● **Stated task**:
Write out each line word for word. Drop pictures.

%%

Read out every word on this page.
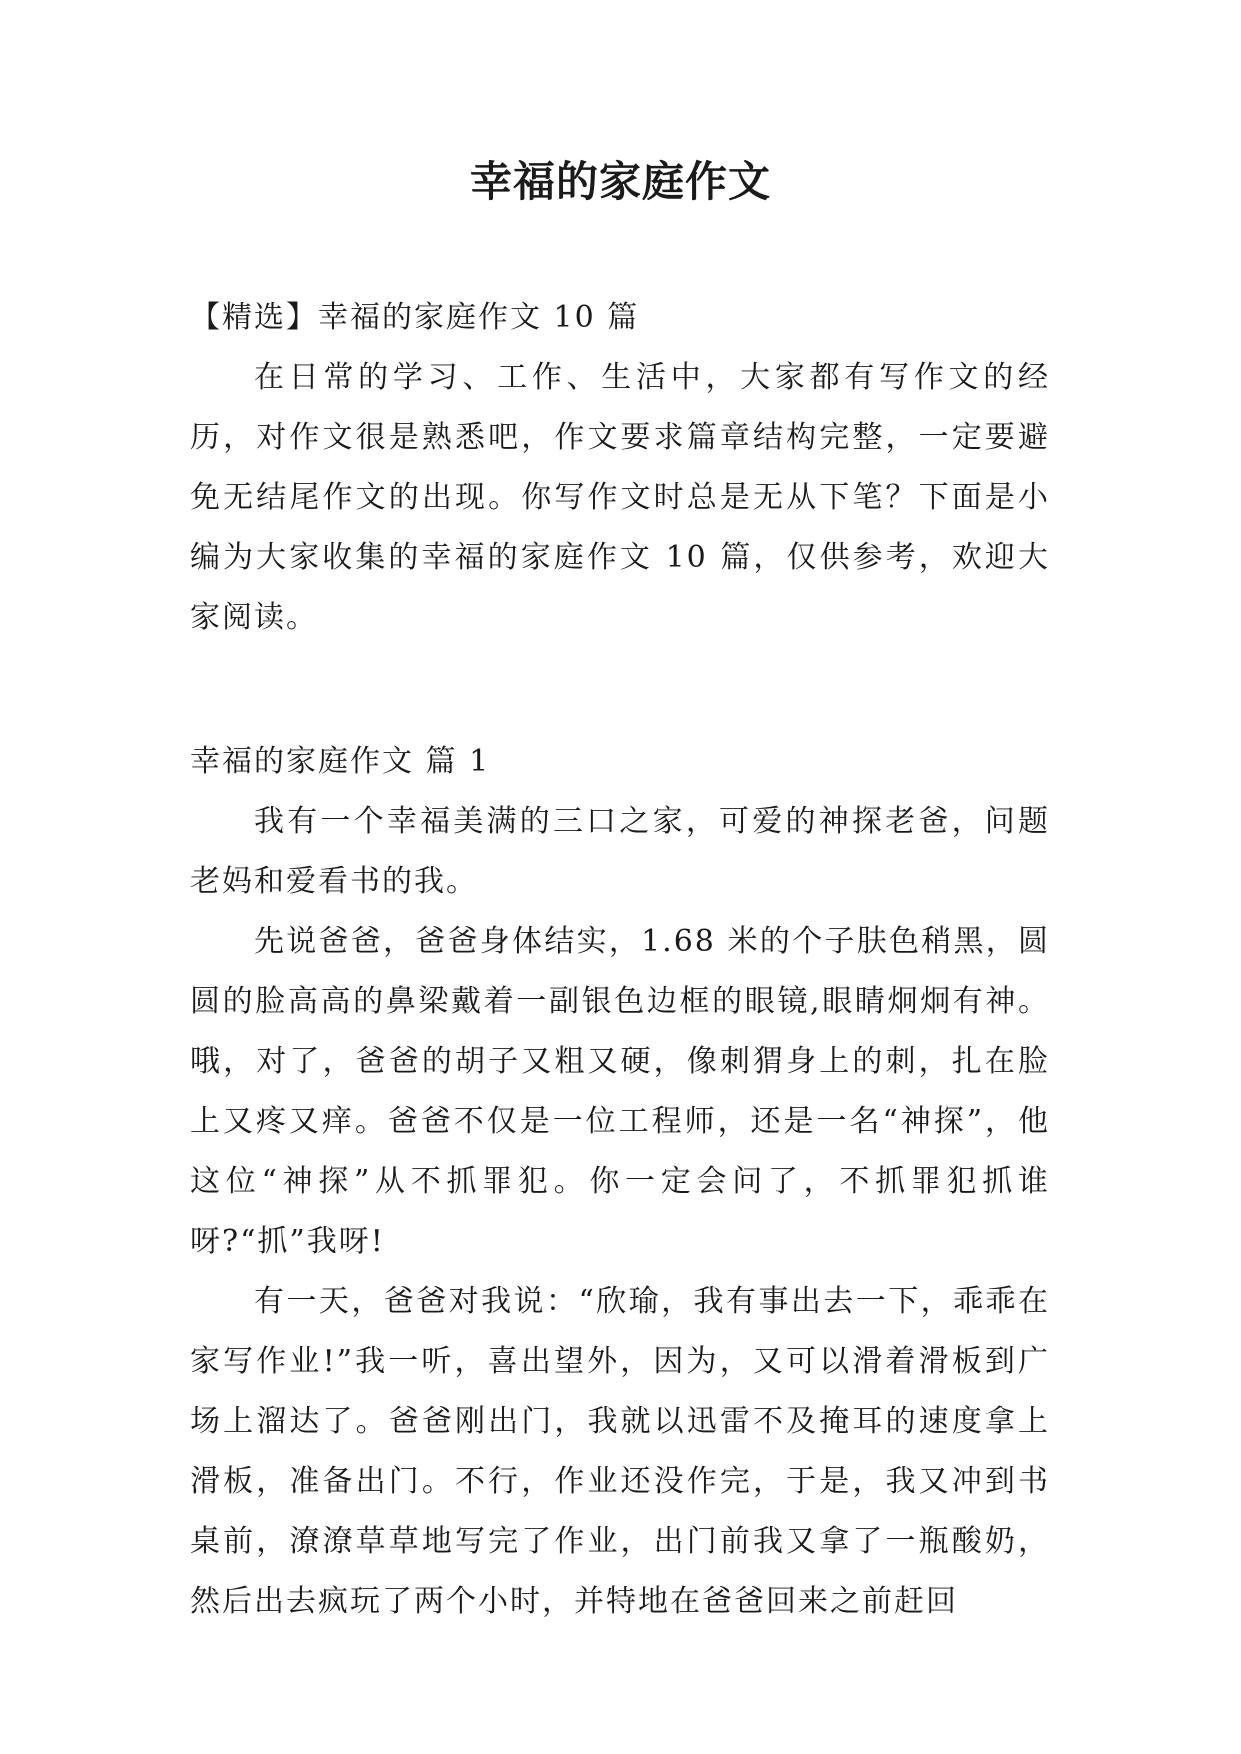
幸福的家庭作文

【精选】幸福的家庭作文 10 篇

在日常的学习、工作、生活中，大家都有写作文的经历，对作文很是熟悉吧，作文要求篇章结构完整，一定要避免无结尾作文的出现。你写作文时总是无从下笔？下面是小编为大家收集的幸福的家庭作文 10 篇，仅供参考，欢迎大家阅读。

幸福的家庭作文 篇 1

我有一个幸福美满的三口之家，可爱的神探老爸，问题老妈和爱看书的我。

先说爸爸，爸爸身体结实，1.68 米的个子肤色稍黑，圆圆的脸高高的鼻梁戴着一副银色边框的眼镜,眼睛炯炯有神。哦，对了，爸爸的胡子又粗又硬，像刺猬身上的刺，扎在脸上又疼又痒。爸爸不仅是一位工程师，还是一名“神探”，他这位“神探”从不抓罪犯。你一定会问了，不抓罪犯抓谁呀?“抓”我呀!

有一天，爸爸对我说：“欣瑜，我有事出去一下，乖乖在家写作业!”我一听，喜出望外，因为，又可以滑着滑板到广场上溜达了。爸爸刚出门，我就以迅雷不及掩耳的速度拿上滑板，准备出门。不行，作业还没作完，于是，我又冲到书桌前，潦潦草草地写完了作业，出门前我又拿了一瓶酸奶，然后出去疯玩了两个小时，并特地在爸爸回来之前赶回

%%

● **Final result**:
Read out every word on this page.
幸福的家庭作文

【精选】幸福的家庭作文 10 篇

在日常的学习、工作、生活中，大家都有写作文的经历，对作文很是熟悉吧，作文要求篇章结构完整，一定要避免无结尾作文的出现。你写作文时总是无从下笔？下面是小编为大家收集的幸福的家庭作文 10 篇，仅供参考，欢迎大家阅读。

幸福的家庭作文 篇 1

我有一个幸福美满的三口之家，可爱的神探老爸，问题老妈和爱看书的我。

先说爸爸，爸爸身体结实，1.68 米的个子肤色稍黑，圆圆的脸高高的鼻梁戴着一副银色边框的眼镜,眼睛炯炯有神。哦，对了，爸爸的胡子又粗又硬，像刺猬身上的刺，扎在脸上又疼又痒。爸爸不仅是一位工程师，还是一名“神探”，他这位“神探”从不抓罪犯。你一定会问了，不抓罪犯抓谁呀?“抓”我呀!

有一天，爸爸对我说：“欣瑜，我有事出去一下，乖乖在家写作业!”我一听，喜出望外，因为，又可以滑着滑板到广场上溜达了。爸爸刚出门，我就以迅雷不及掩耳的速度拿上滑板，准备出门。不行，作业还没作完，于是，我又冲到书桌前，潦潦草草地写完了作业，出门前我又拿了一瓶酸奶，然后出去疯玩了两个小时，并特地在爸爸回来之前赶回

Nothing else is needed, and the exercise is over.